### Work to complete:
Locate each line in the records containing "screenshot". Copy it.

--

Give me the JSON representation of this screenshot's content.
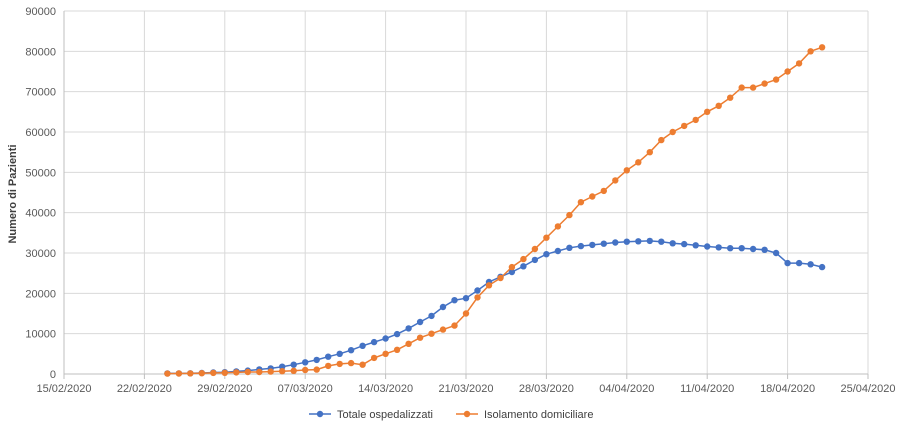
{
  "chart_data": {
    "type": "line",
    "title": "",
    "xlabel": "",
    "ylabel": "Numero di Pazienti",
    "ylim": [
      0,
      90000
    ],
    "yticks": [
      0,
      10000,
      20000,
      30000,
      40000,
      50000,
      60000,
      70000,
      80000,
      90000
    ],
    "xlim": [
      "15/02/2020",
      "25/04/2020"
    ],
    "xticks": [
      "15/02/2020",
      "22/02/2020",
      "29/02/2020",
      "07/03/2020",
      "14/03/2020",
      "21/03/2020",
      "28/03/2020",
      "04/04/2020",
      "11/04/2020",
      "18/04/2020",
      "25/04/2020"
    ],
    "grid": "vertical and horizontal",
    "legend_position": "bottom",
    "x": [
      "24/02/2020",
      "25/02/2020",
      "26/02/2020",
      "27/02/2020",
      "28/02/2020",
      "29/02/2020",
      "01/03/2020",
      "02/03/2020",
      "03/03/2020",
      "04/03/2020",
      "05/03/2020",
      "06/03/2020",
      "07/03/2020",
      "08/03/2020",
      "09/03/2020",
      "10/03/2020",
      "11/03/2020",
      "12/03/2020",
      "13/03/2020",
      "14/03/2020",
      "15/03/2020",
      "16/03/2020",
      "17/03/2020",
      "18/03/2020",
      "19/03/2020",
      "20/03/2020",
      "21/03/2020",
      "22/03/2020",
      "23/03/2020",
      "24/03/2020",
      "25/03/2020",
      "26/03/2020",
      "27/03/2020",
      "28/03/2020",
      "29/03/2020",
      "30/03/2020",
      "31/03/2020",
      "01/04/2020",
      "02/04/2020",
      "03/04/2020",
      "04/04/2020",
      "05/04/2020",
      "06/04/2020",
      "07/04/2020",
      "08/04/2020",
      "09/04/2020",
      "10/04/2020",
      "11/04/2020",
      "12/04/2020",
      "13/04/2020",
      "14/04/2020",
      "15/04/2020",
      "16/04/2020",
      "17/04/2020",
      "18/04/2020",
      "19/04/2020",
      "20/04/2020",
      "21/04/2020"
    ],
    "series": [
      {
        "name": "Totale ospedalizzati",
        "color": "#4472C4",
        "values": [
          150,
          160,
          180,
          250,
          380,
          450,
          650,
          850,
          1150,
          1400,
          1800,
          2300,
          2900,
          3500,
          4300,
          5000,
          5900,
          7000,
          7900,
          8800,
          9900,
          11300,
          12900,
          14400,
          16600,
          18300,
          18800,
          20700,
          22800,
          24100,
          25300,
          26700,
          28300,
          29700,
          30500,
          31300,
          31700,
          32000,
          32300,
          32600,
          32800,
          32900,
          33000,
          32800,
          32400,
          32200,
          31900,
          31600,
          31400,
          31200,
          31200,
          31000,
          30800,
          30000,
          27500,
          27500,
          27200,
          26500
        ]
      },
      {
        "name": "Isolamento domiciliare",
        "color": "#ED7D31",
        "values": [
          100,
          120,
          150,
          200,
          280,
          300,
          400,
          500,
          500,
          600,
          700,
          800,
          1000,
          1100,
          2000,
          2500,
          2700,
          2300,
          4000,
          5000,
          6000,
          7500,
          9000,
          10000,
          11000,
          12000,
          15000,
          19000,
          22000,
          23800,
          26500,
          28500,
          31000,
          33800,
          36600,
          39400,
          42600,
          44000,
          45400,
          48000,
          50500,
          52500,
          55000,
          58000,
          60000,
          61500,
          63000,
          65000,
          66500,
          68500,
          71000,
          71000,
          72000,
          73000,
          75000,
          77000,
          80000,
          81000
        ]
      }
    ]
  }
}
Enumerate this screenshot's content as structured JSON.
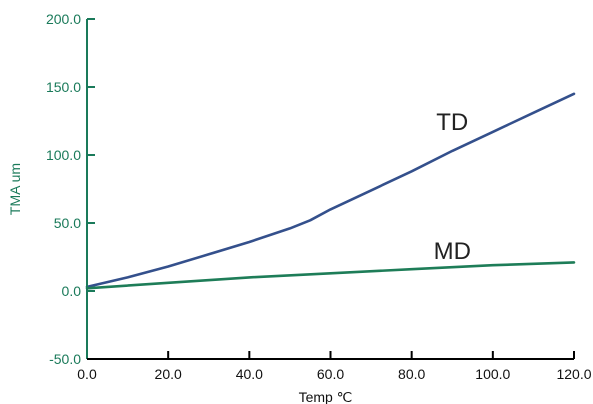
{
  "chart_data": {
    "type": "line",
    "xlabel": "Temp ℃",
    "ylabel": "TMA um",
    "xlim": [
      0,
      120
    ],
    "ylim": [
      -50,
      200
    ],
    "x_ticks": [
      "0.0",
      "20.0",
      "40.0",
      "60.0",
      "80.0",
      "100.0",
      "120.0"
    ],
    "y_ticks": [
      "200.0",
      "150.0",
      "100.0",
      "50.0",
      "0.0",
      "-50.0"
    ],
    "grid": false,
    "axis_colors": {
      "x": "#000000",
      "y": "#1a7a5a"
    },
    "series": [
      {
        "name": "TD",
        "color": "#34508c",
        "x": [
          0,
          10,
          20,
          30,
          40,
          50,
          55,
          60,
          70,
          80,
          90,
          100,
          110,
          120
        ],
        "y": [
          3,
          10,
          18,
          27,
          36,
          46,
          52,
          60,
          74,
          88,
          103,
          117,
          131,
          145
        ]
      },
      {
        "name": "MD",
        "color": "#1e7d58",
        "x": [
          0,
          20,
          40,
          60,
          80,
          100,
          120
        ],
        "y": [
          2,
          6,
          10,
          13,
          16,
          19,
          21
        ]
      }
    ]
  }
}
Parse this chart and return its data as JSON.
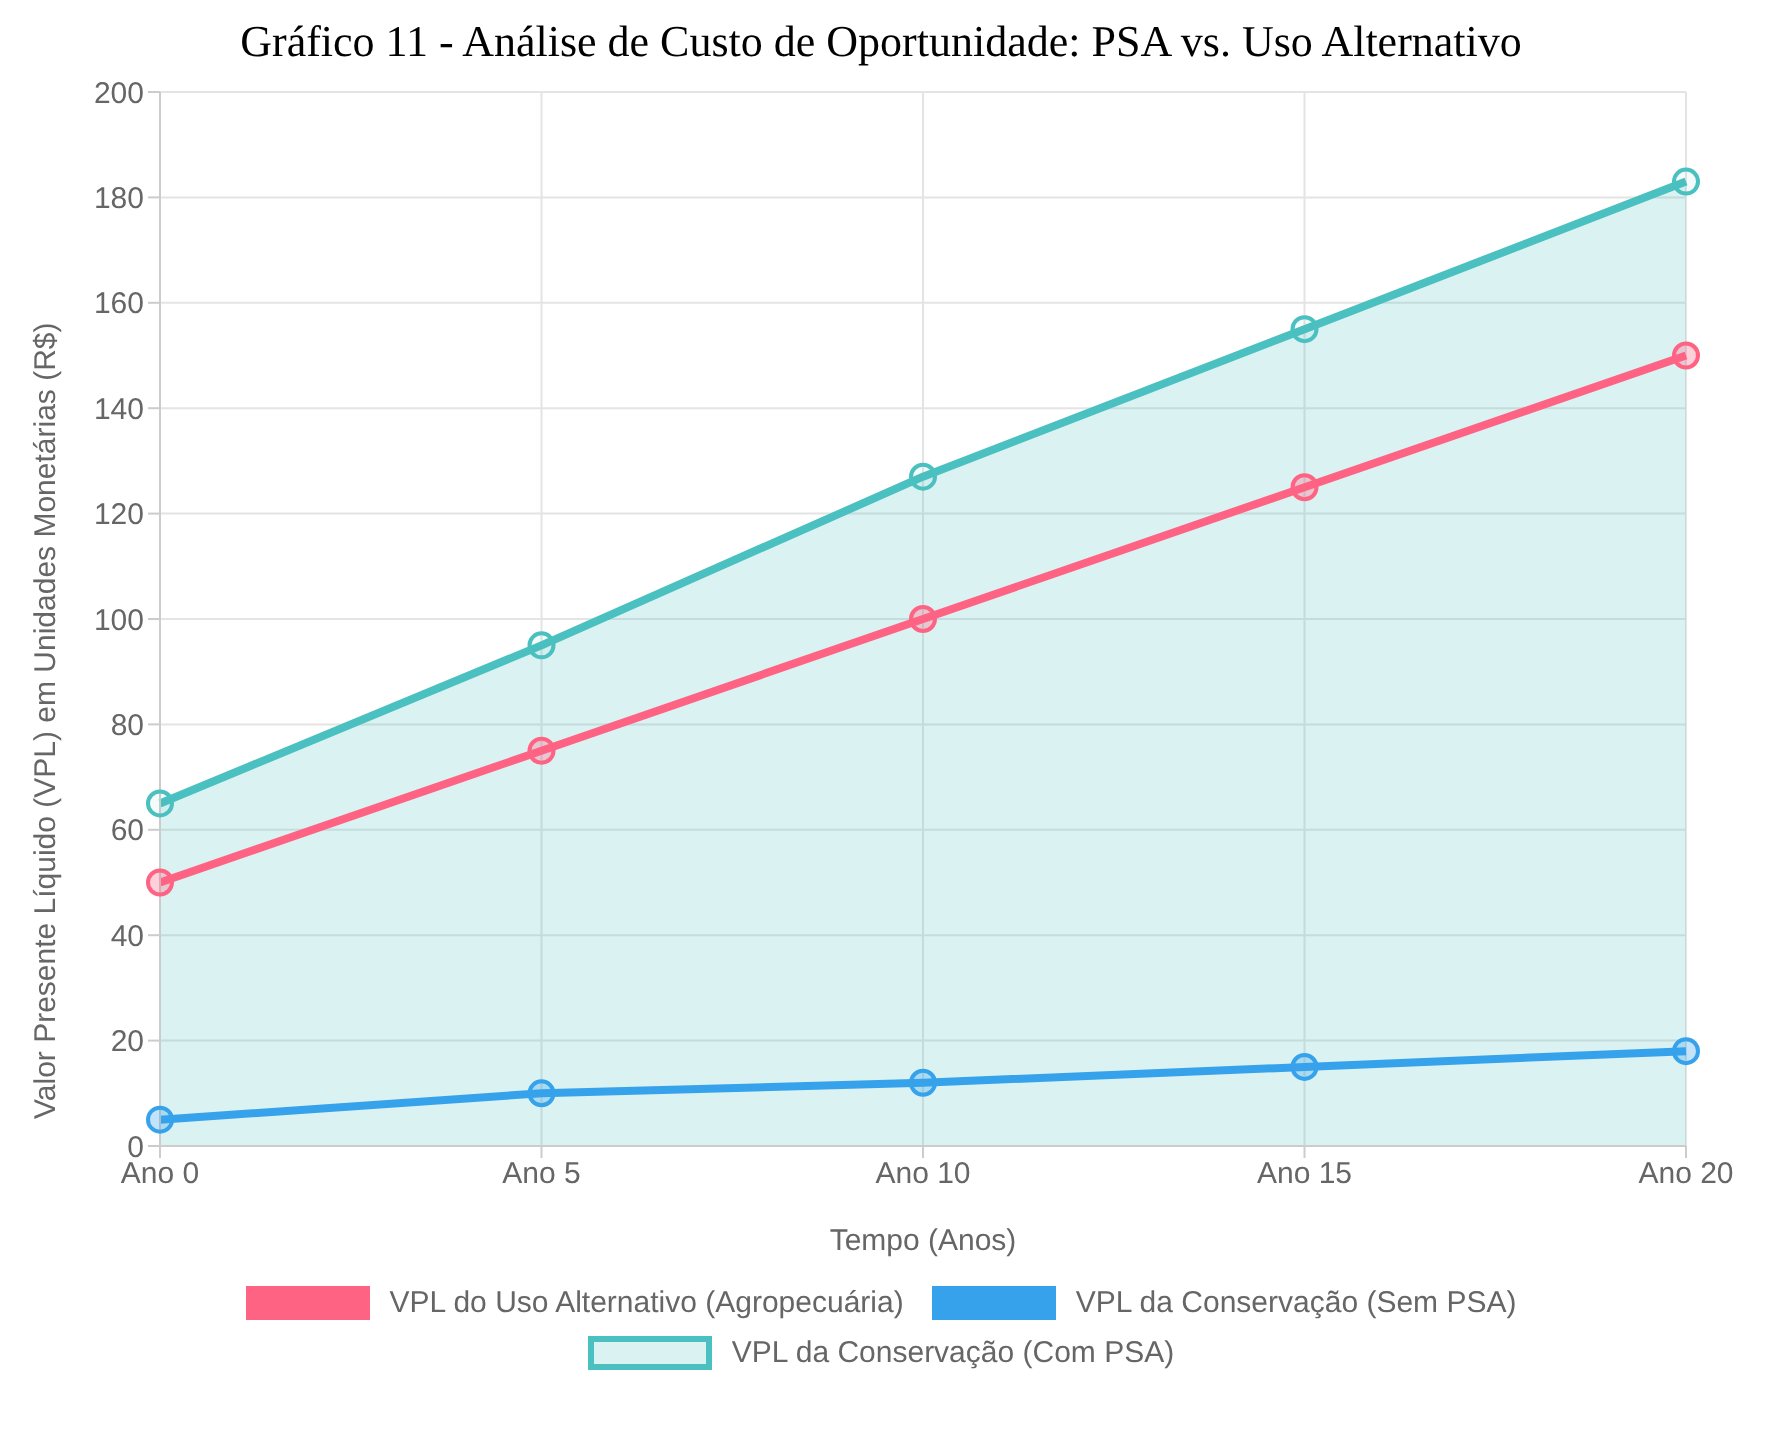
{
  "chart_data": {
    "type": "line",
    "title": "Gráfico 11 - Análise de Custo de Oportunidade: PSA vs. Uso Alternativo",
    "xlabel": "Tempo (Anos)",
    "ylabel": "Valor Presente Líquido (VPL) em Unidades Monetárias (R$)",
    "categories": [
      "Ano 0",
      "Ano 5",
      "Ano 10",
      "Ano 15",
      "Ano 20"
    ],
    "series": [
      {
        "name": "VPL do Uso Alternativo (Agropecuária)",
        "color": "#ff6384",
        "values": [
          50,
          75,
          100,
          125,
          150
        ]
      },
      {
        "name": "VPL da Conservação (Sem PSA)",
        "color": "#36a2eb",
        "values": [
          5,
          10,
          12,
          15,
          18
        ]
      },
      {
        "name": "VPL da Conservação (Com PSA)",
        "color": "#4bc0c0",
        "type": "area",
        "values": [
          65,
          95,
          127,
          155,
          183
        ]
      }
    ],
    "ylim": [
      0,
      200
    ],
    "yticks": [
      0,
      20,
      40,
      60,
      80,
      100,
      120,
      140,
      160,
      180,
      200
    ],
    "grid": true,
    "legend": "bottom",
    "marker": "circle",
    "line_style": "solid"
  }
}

--

### Complete response:
Give me the JSON representation of this screenshot's content.
Enumerate this screenshot's content as structured JSON.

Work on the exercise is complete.